→ **EXERCISE BRIEF**
A partial copy is required: transcribe exactly the lines from the one containing "Transcribe this image's" through the last line below, without any pictures.

Figure collection entries:

** Begin **

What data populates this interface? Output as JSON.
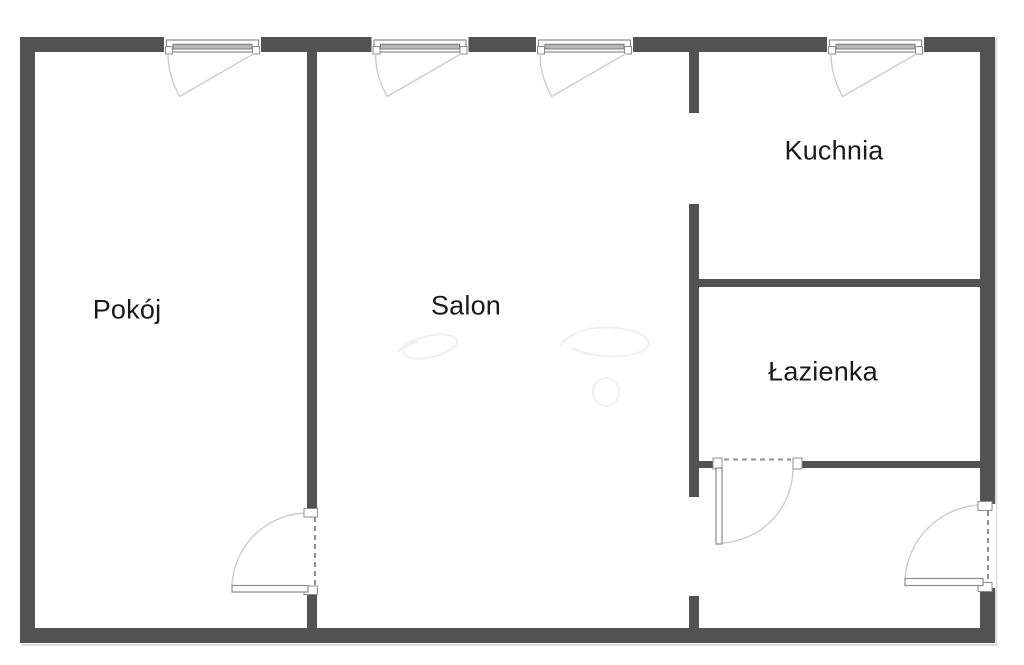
{
  "colors": {
    "wall": "#525252",
    "label": "#1a1a1a",
    "window_glass": "#b9b9b9",
    "symbol_outline": "#8c8c8c",
    "swing_arc": "#cccccc",
    "dash": "#909090"
  },
  "rooms": [
    {
      "name": "pokoj",
      "label": "Pokój"
    },
    {
      "name": "salon",
      "label": "Salon"
    },
    {
      "name": "kuchnia",
      "label": "Kuchnia"
    },
    {
      "name": "lazienka",
      "label": "Łazienka"
    }
  ]
}
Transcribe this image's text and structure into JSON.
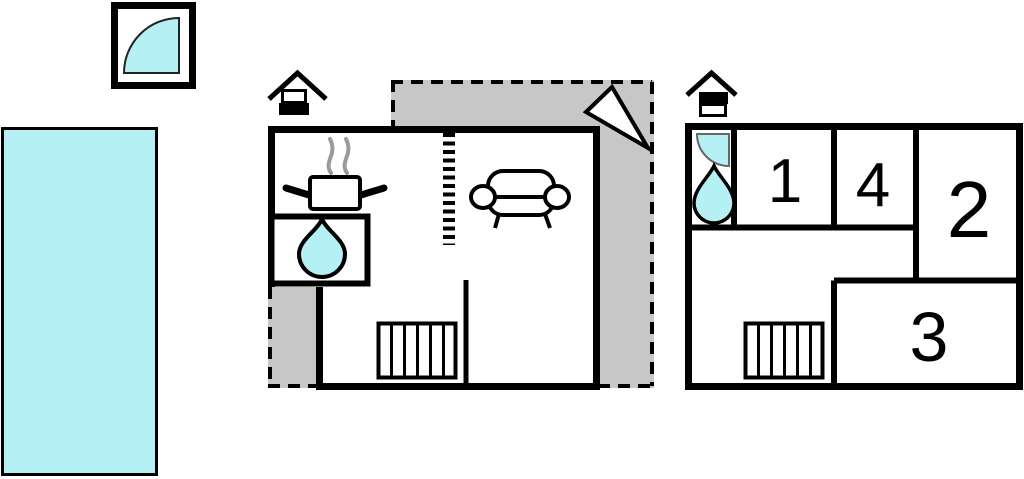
{
  "colors": {
    "water": "#b5f1f4",
    "terrace": "#c7c7c7",
    "wall": "#000000",
    "steam": "#9a9a9a",
    "background": "#ffffff"
  },
  "icons": {
    "spa": "quarter-circle-spa-icon",
    "chimney": "chimney-icon",
    "stove": "stove-pot-with-steam-icon",
    "water_drop": "water-drop-icon",
    "shower": "shower-quarter-icon",
    "sofa": "sofa-icon",
    "stairs": "stairs-icon",
    "ladder": "dashed-ladder-icon",
    "north_arrow": "north-arrow-icon"
  },
  "first_floor": {
    "room_numbers": {
      "r1": "1",
      "r2": "2",
      "r3": "3",
      "r4": "4"
    }
  }
}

** End **

→ **THE REPLY**
Transcribe this image's text and structure into JSON.
{
  "colors": {
    "water": "#b5f1f4",
    "terrace": "#c7c7c7",
    "wall": "#000000",
    "steam": "#9a9a9a",
    "background": "#ffffff"
  },
  "icons": {
    "spa": "quarter-circle-spa-icon",
    "chimney": "chimney-icon",
    "stove": "stove-pot-with-steam-icon",
    "water_drop": "water-drop-icon",
    "shower": "shower-quarter-icon",
    "sofa": "sofa-icon",
    "stairs": "stairs-icon",
    "ladder": "dashed-ladder-icon",
    "north_arrow": "north-arrow-icon"
  },
  "first_floor": {
    "room_numbers": {
      "r1": "1",
      "r2": "2",
      "r3": "3",
      "r4": "4"
    }
  }
}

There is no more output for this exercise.